__Aim__. Check every line of the entries for "color", and copy the lines that hold it.

__Dataset content__.
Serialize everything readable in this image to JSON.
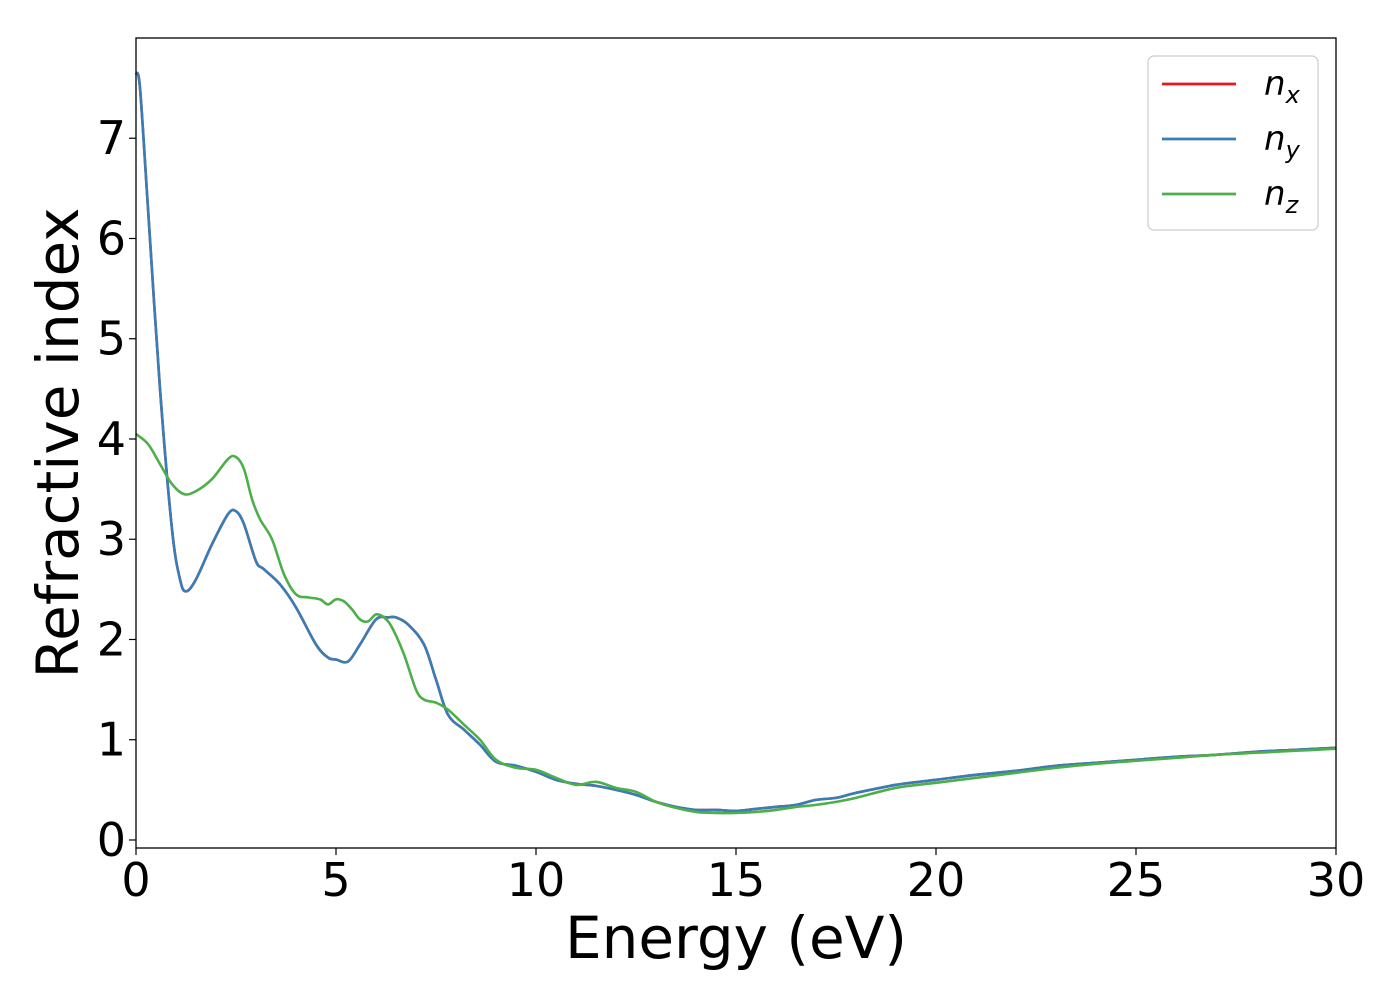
{
  "chart_data": {
    "type": "line",
    "xlabel": "Energy (eV)",
    "ylabel": "Refractive index",
    "xlim": [
      0,
      30
    ],
    "ylim": [
      -0.08,
      8.0
    ],
    "xticks": [
      0,
      5,
      10,
      15,
      20,
      25,
      30
    ],
    "yticks": [
      0,
      1,
      2,
      3,
      4,
      5,
      6,
      7
    ],
    "grid": false,
    "legend_position": "top-right",
    "series": [
      {
        "name": "n_x",
        "label_base": "n",
        "label_sub": "x",
        "color": "#e41a1c",
        "x": [
          0,
          0.1,
          0.3,
          0.6,
          0.9,
          1.1,
          1.25,
          1.5,
          1.9,
          2.3,
          2.5,
          2.7,
          3.0,
          3.2,
          3.6,
          4.0,
          4.5,
          4.8,
          5.0,
          5.3,
          5.6,
          6.0,
          6.3,
          6.5,
          6.8,
          7.2,
          7.5,
          7.8,
          8.2,
          8.6,
          9.0,
          9.5,
          10.0,
          10.5,
          11.0,
          11.5,
          12.0,
          12.5,
          13.0,
          13.5,
          14.0,
          14.5,
          15.0,
          15.5,
          16.0,
          16.5,
          17.0,
          17.5,
          18.0,
          19.0,
          20.0,
          21.0,
          22.0,
          23.0,
          24.0,
          25.0,
          26.0,
          27.0,
          28.0,
          29.0,
          30.0
        ],
        "values": [
          7.65,
          7.5,
          6.3,
          4.5,
          3.1,
          2.6,
          2.48,
          2.6,
          2.95,
          3.25,
          3.28,
          3.15,
          2.78,
          2.7,
          2.55,
          2.32,
          1.95,
          1.82,
          1.8,
          1.78,
          1.95,
          2.2,
          2.22,
          2.22,
          2.15,
          1.95,
          1.6,
          1.25,
          1.1,
          0.95,
          0.78,
          0.74,
          0.68,
          0.6,
          0.56,
          0.54,
          0.5,
          0.45,
          0.38,
          0.33,
          0.3,
          0.3,
          0.29,
          0.31,
          0.33,
          0.35,
          0.4,
          0.42,
          0.47,
          0.55,
          0.6,
          0.65,
          0.69,
          0.74,
          0.77,
          0.8,
          0.83,
          0.85,
          0.88,
          0.9,
          0.92
        ]
      },
      {
        "name": "n_y",
        "label_base": "n",
        "label_sub": "y",
        "color": "#377eb8",
        "x": [
          0,
          0.1,
          0.3,
          0.6,
          0.9,
          1.1,
          1.25,
          1.5,
          1.9,
          2.3,
          2.5,
          2.7,
          3.0,
          3.2,
          3.6,
          4.0,
          4.5,
          4.8,
          5.0,
          5.3,
          5.6,
          6.0,
          6.3,
          6.5,
          6.8,
          7.2,
          7.5,
          7.8,
          8.2,
          8.6,
          9.0,
          9.5,
          10.0,
          10.5,
          11.0,
          11.5,
          12.0,
          12.5,
          13.0,
          13.5,
          14.0,
          14.5,
          15.0,
          15.5,
          16.0,
          16.5,
          17.0,
          17.5,
          18.0,
          19.0,
          20.0,
          21.0,
          22.0,
          23.0,
          24.0,
          25.0,
          26.0,
          27.0,
          28.0,
          29.0,
          30.0
        ],
        "values": [
          7.65,
          7.5,
          6.3,
          4.5,
          3.1,
          2.6,
          2.48,
          2.6,
          2.95,
          3.25,
          3.28,
          3.15,
          2.78,
          2.7,
          2.55,
          2.32,
          1.95,
          1.82,
          1.8,
          1.78,
          1.95,
          2.2,
          2.22,
          2.22,
          2.15,
          1.95,
          1.6,
          1.25,
          1.1,
          0.95,
          0.78,
          0.74,
          0.68,
          0.6,
          0.56,
          0.54,
          0.5,
          0.45,
          0.38,
          0.33,
          0.3,
          0.3,
          0.29,
          0.31,
          0.33,
          0.35,
          0.4,
          0.42,
          0.47,
          0.55,
          0.6,
          0.65,
          0.69,
          0.74,
          0.77,
          0.8,
          0.83,
          0.85,
          0.88,
          0.9,
          0.92
        ]
      },
      {
        "name": "n_z",
        "label_base": "n",
        "label_sub": "z",
        "color": "#4daf4a",
        "x": [
          0,
          0.3,
          0.6,
          0.9,
          1.2,
          1.5,
          1.9,
          2.3,
          2.5,
          2.7,
          2.9,
          3.1,
          3.4,
          3.7,
          4.0,
          4.3,
          4.6,
          4.8,
          5.0,
          5.2,
          5.4,
          5.6,
          5.8,
          6.0,
          6.2,
          6.4,
          6.7,
          7.0,
          7.2,
          7.5,
          7.8,
          8.2,
          8.6,
          9.0,
          9.5,
          10.0,
          10.5,
          11.0,
          11.5,
          12.0,
          12.5,
          13.0,
          13.5,
          14.0,
          14.5,
          15.0,
          15.5,
          16.0,
          16.5,
          17.0,
          17.5,
          18.0,
          19.0,
          20.0,
          21.0,
          22.0,
          23.0,
          24.0,
          25.0,
          26.0,
          27.0,
          28.0,
          29.0,
          30.0
        ],
        "values": [
          4.05,
          3.95,
          3.75,
          3.55,
          3.45,
          3.48,
          3.6,
          3.8,
          3.82,
          3.7,
          3.4,
          3.2,
          3.0,
          2.65,
          2.45,
          2.42,
          2.4,
          2.35,
          2.4,
          2.38,
          2.3,
          2.2,
          2.18,
          2.25,
          2.22,
          2.12,
          1.85,
          1.5,
          1.4,
          1.37,
          1.3,
          1.15,
          1.0,
          0.8,
          0.72,
          0.7,
          0.62,
          0.55,
          0.58,
          0.52,
          0.48,
          0.38,
          0.32,
          0.28,
          0.27,
          0.27,
          0.28,
          0.3,
          0.33,
          0.35,
          0.38,
          0.42,
          0.52,
          0.57,
          0.62,
          0.67,
          0.72,
          0.76,
          0.79,
          0.82,
          0.85,
          0.87,
          0.89,
          0.91
        ]
      }
    ]
  }
}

__Task solution__.
        "color": "#e41a1c",
        "color": "#377eb8",
        "color": "#4daf4a",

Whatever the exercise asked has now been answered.